Given task: Draw out every line with the word "name" from the listing below.

Entries:
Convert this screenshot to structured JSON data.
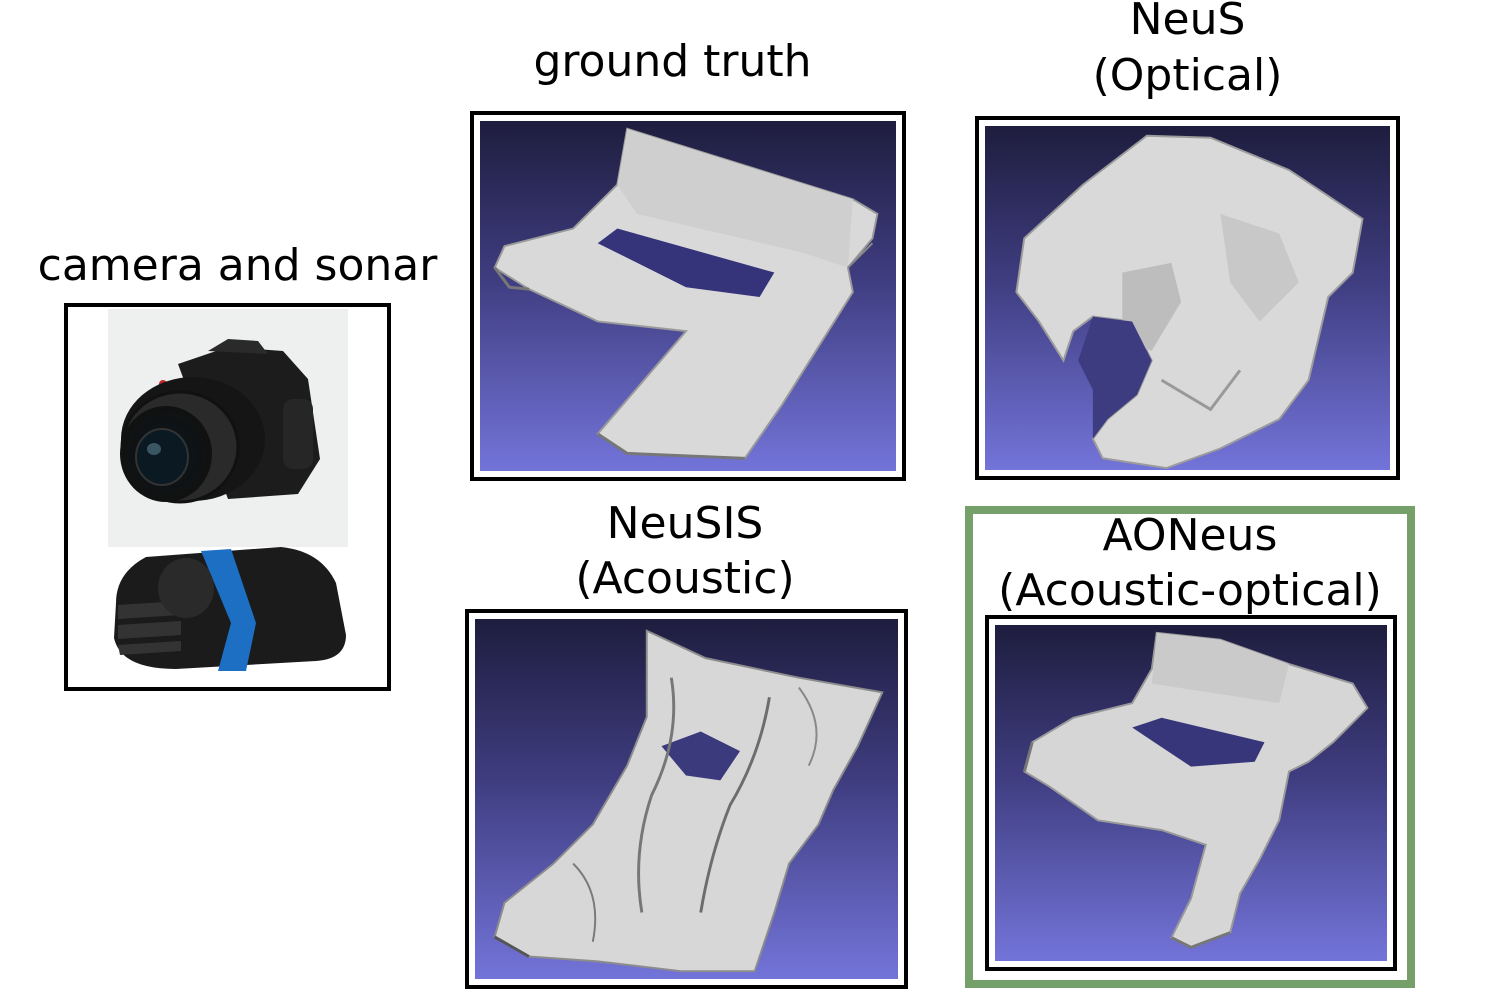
{
  "panels": {
    "input": {
      "label": "camera and sonar",
      "camera_icon": "camera-icon",
      "sonar_icon": "sonar-icon"
    },
    "ground_truth": {
      "label": "ground truth"
    },
    "neus": {
      "label_line1": "NeuS",
      "label_line2": "(Optical)"
    },
    "neusis": {
      "label_line1": "NeuSIS",
      "label_line2": "(Acoustic)"
    },
    "aoneus": {
      "label_line1": "AONeus",
      "label_line2": "(Acoustic-optical)",
      "highlight_color": "#76a06a"
    }
  },
  "colors": {
    "viewport_top": "#1e1d3e",
    "viewport_bottom": "#7374d9",
    "mesh": "#d9d9d9"
  }
}
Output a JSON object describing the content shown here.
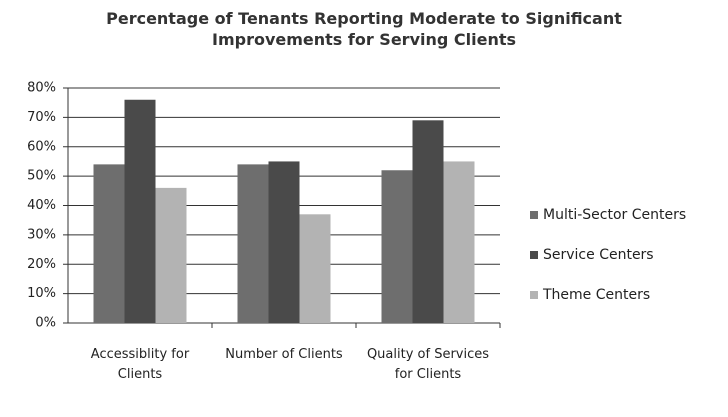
{
  "chart_data": {
    "type": "bar",
    "title": "Percentage of Tenants Reporting Moderate to Significant Improvements for Serving Clients",
    "categories": [
      "Accessiblity for Clients",
      "Number of Clients",
      "Quality of Services for Clients"
    ],
    "series": [
      {
        "name": "Multi-Sector Centers",
        "color": "#6e6e6e",
        "values": [
          54,
          54,
          52
        ]
      },
      {
        "name": "Service Centers",
        "color": "#4a4a4a",
        "values": [
          76,
          55,
          69
        ]
      },
      {
        "name": "Theme Centers",
        "color": "#b3b3b3",
        "values": [
          46,
          37,
          55
        ]
      }
    ],
    "ylim": [
      0,
      80
    ],
    "yticks": [
      {
        "value": 0,
        "label": "0%"
      },
      {
        "value": 10,
        "label": "10%"
      },
      {
        "value": 20,
        "label": "20%"
      },
      {
        "value": 30,
        "label": "30%"
      },
      {
        "value": 40,
        "label": "40%"
      },
      {
        "value": 50,
        "label": "50%"
      },
      {
        "value": 60,
        "label": "60%"
      },
      {
        "value": 70,
        "label": "70%"
      },
      {
        "value": 80,
        "label": "80%"
      }
    ],
    "grid": true,
    "legend": "right"
  }
}
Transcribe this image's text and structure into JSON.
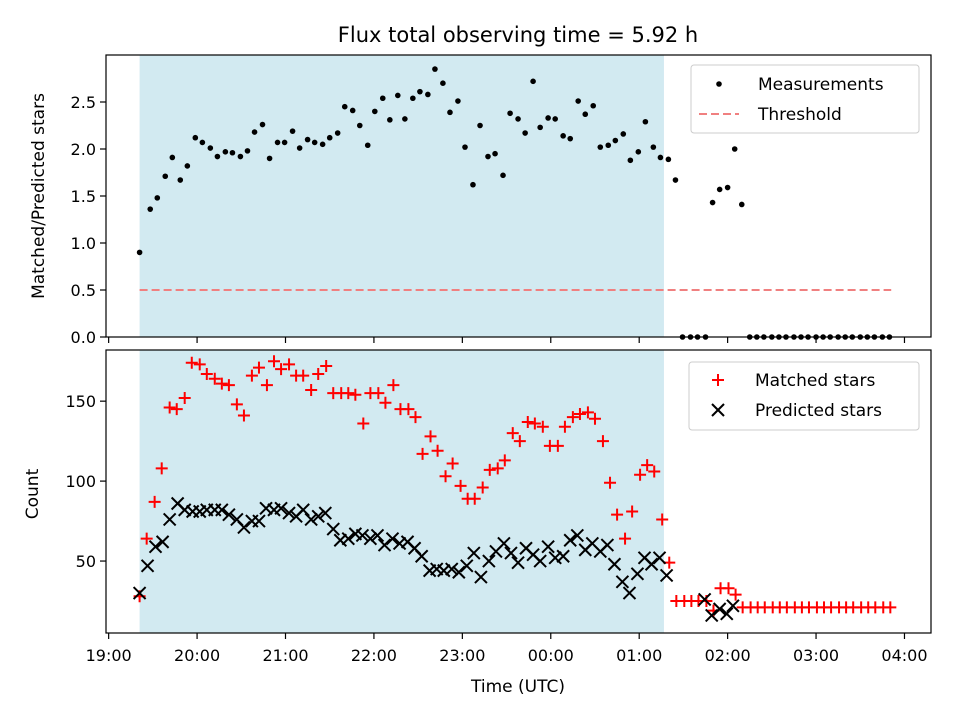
{
  "colors": {
    "shade": "#add8e6",
    "measure": "#000000",
    "threshold": "#f08080",
    "matched": "#ff0000",
    "predicted": "#000000"
  },
  "chart_data": [
    {
      "type": "scatter",
      "title": "Flux total observing time = 5.92 h",
      "ylabel": "Matched/Predicted stars",
      "ylim": [
        0,
        3.0
      ],
      "yticks": [
        0.0,
        0.5,
        1.0,
        1.5,
        2.0,
        2.5
      ],
      "ytick_labels": [
        "0.0",
        "0.5",
        "1.0",
        "1.5",
        "2.0",
        "2.5"
      ],
      "xlim_hours": [
        18.97,
        28.3
      ],
      "xticks_hours": [
        19,
        20,
        21,
        22,
        23,
        24,
        25,
        26,
        27,
        28
      ],
      "shaded_span_hours": [
        19.35,
        25.28
      ],
      "legend_position": "top-right",
      "series": [
        {
          "name": "Measurements",
          "marker": "dot",
          "x": [
            19.35,
            19.47,
            19.55,
            19.64,
            19.72,
            19.81,
            19.89,
            19.98,
            20.06,
            20.15,
            20.23,
            20.32,
            20.4,
            20.49,
            20.57,
            20.65,
            20.74,
            20.82,
            20.91,
            20.99,
            21.08,
            21.16,
            21.25,
            21.33,
            21.42,
            21.5,
            21.59,
            21.67,
            21.76,
            21.84,
            21.93,
            22.01,
            22.1,
            22.18,
            22.27,
            22.35,
            22.44,
            22.52,
            22.61,
            22.69,
            22.78,
            22.86,
            22.95,
            23.03,
            23.12,
            23.2,
            23.29,
            23.37,
            23.46,
            23.54,
            23.63,
            23.71,
            23.8,
            23.88,
            23.97,
            24.05,
            24.14,
            24.22,
            24.31,
            24.39,
            24.48,
            24.56,
            24.65,
            24.73,
            24.82,
            24.9,
            24.99,
            25.07,
            25.16,
            25.24,
            25.33,
            25.41,
            25.49,
            25.58,
            25.66,
            25.75,
            25.83,
            25.91,
            26.0,
            26.08,
            26.16,
            26.25,
            26.33,
            26.41,
            26.5,
            26.58,
            26.66,
            26.75,
            26.83,
            26.91,
            27.0,
            27.08,
            27.16,
            27.25,
            27.33,
            27.41,
            27.5,
            27.58,
            27.66,
            27.75,
            27.83
          ],
          "y": [
            0.9,
            1.36,
            1.48,
            1.71,
            1.91,
            1.67,
            1.82,
            2.12,
            2.07,
            2.01,
            1.92,
            1.97,
            1.96,
            1.92,
            1.98,
            2.18,
            2.26,
            1.9,
            2.07,
            2.07,
            2.19,
            2.01,
            2.1,
            2.07,
            2.05,
            2.12,
            2.17,
            2.45,
            2.41,
            2.25,
            2.04,
            2.4,
            2.54,
            2.31,
            2.57,
            2.32,
            2.54,
            2.61,
            2.58,
            2.85,
            2.7,
            2.39,
            2.51,
            2.02,
            1.62,
            2.25,
            1.92,
            1.95,
            1.72,
            2.38,
            2.32,
            2.17,
            2.72,
            2.23,
            2.33,
            2.32,
            2.14,
            2.11,
            2.51,
            2.37,
            2.46,
            2.02,
            2.04,
            2.09,
            2.16,
            1.88,
            1.97,
            2.29,
            2.02,
            1.91,
            1.89,
            1.67,
            0.0,
            0.0,
            0.0,
            0.0,
            1.43,
            1.57,
            1.59,
            2.0,
            1.41,
            0.0,
            0.0,
            0.0,
            0.0,
            0.0,
            0.0,
            0.0,
            0.0,
            0.0,
            0.0,
            0.0,
            0.0,
            0.0,
            0.0,
            0.0,
            0.0,
            0.0,
            0.0,
            0.0,
            0.0
          ]
        },
        {
          "name": "Threshold",
          "style": "dashed",
          "x": [
            19.35,
            27.85
          ],
          "y": [
            0.5,
            0.5
          ]
        }
      ]
    },
    {
      "type": "scatter",
      "xlabel": "Time (UTC)",
      "ylabel": "Count",
      "ylim": [
        5,
        182
      ],
      "yticks": [
        50,
        100,
        150
      ],
      "ytick_labels": [
        "50",
        "100",
        "150"
      ],
      "xlim_hours": [
        18.97,
        28.3
      ],
      "xticks_hours": [
        19,
        20,
        21,
        22,
        23,
        24,
        25,
        26,
        27,
        28
      ],
      "xtick_labels": [
        "19:00",
        "20:00",
        "21:00",
        "22:00",
        "23:00",
        "00:00",
        "01:00",
        "02:00",
        "03:00",
        "04:00"
      ],
      "shaded_span_hours": [
        19.35,
        25.28
      ],
      "legend_position": "top-right",
      "series": [
        {
          "name": "Matched stars",
          "marker": "plus",
          "x": [
            19.35,
            19.43,
            19.52,
            19.6,
            19.69,
            19.77,
            19.86,
            19.94,
            20.03,
            20.11,
            20.2,
            20.28,
            20.36,
            20.45,
            20.53,
            20.62,
            20.7,
            20.79,
            20.87,
            20.95,
            21.04,
            21.12,
            21.2,
            21.29,
            21.37,
            21.46,
            21.54,
            21.63,
            21.71,
            21.79,
            21.88,
            21.96,
            22.05,
            22.13,
            22.22,
            22.3,
            22.39,
            22.47,
            22.55,
            22.64,
            22.72,
            22.81,
            22.89,
            22.98,
            23.06,
            23.14,
            23.23,
            23.31,
            23.4,
            23.48,
            23.57,
            23.65,
            23.74,
            23.82,
            23.91,
            23.99,
            24.08,
            24.16,
            24.25,
            24.33,
            24.42,
            24.5,
            24.59,
            24.67,
            24.75,
            24.84,
            24.92,
            25.01,
            25.09,
            25.17,
            25.26,
            25.34,
            25.42,
            25.51,
            25.59,
            25.67,
            25.76,
            25.84,
            25.92,
            26.01,
            26.09,
            26.17,
            26.26,
            26.34,
            26.42,
            26.51,
            26.59,
            26.67,
            26.76,
            26.84,
            26.92,
            27.01,
            27.09,
            27.17,
            27.26,
            27.34,
            27.42,
            27.51,
            27.59,
            27.67,
            27.76,
            27.84
          ],
          "y": [
            28,
            64,
            87,
            108,
            146,
            145,
            152,
            174,
            173,
            167,
            164,
            161,
            160,
            148,
            141,
            166,
            171,
            160,
            175,
            170,
            173,
            166,
            166,
            157,
            167,
            172,
            155,
            155,
            155,
            154,
            136,
            155,
            155,
            149,
            160,
            145,
            145,
            140,
            117,
            128,
            119,
            103,
            111,
            97,
            89,
            89,
            96,
            107,
            108,
            113,
            130,
            125,
            137,
            136,
            134,
            122,
            122,
            134,
            140,
            142,
            143,
            139,
            125,
            99,
            79,
            64,
            81,
            104,
            110,
            106,
            76,
            49,
            25,
            25,
            25,
            25,
            25,
            19,
            33,
            33,
            29,
            21,
            21,
            21,
            21,
            21,
            21,
            21,
            21,
            21,
            21,
            21,
            21,
            21,
            21,
            21,
            21,
            21,
            21,
            21,
            21,
            21
          ]
        },
        {
          "name": "Predicted stars",
          "marker": "x",
          "x": [
            19.35,
            19.44,
            19.53,
            19.61,
            19.69,
            19.78,
            19.86,
            19.95,
            20.03,
            20.11,
            20.2,
            20.28,
            20.36,
            20.45,
            20.53,
            20.62,
            20.7,
            20.78,
            20.87,
            20.95,
            21.04,
            21.12,
            21.2,
            21.29,
            21.37,
            21.45,
            21.54,
            21.62,
            21.71,
            21.79,
            21.87,
            21.96,
            22.04,
            22.12,
            22.21,
            22.29,
            22.38,
            22.46,
            22.54,
            22.63,
            22.71,
            22.79,
            22.88,
            22.96,
            23.05,
            23.13,
            23.21,
            23.3,
            23.38,
            23.47,
            23.55,
            23.63,
            23.72,
            23.8,
            23.88,
            23.97,
            24.05,
            24.14,
            24.22,
            24.3,
            24.39,
            24.47,
            24.56,
            24.64,
            24.72,
            24.81,
            24.89,
            24.98,
            25.06,
            25.14,
            25.23,
            25.31,
            25.74,
            25.82,
            25.91,
            25.99,
            26.06
          ],
          "y": [
            30,
            47,
            59,
            62,
            76,
            86,
            82,
            81,
            81,
            82,
            82,
            82,
            79,
            76,
            71,
            75,
            75,
            83,
            82,
            83,
            80,
            78,
            82,
            76,
            78,
            80,
            70,
            63,
            64,
            67,
            66,
            64,
            66,
            60,
            64,
            61,
            62,
            58,
            53,
            44,
            45,
            44,
            45,
            43,
            47,
            55,
            40,
            50,
            56,
            61,
            55,
            49,
            58,
            54,
            50,
            59,
            52,
            53,
            63,
            66,
            57,
            61,
            56,
            60,
            48,
            37,
            30,
            42,
            52,
            48,
            52,
            41,
            26,
            16,
            20,
            17,
            22
          ]
        }
      ]
    }
  ]
}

Problem solution:
        "name": "Multi-Sector Centers",
        "name": "Service Centers",
        "name": "Theme Centers",
          "name": "Measurements",
          "name": "Threshold",
          "name": "Matched stars",
          "name": "Predicted stars",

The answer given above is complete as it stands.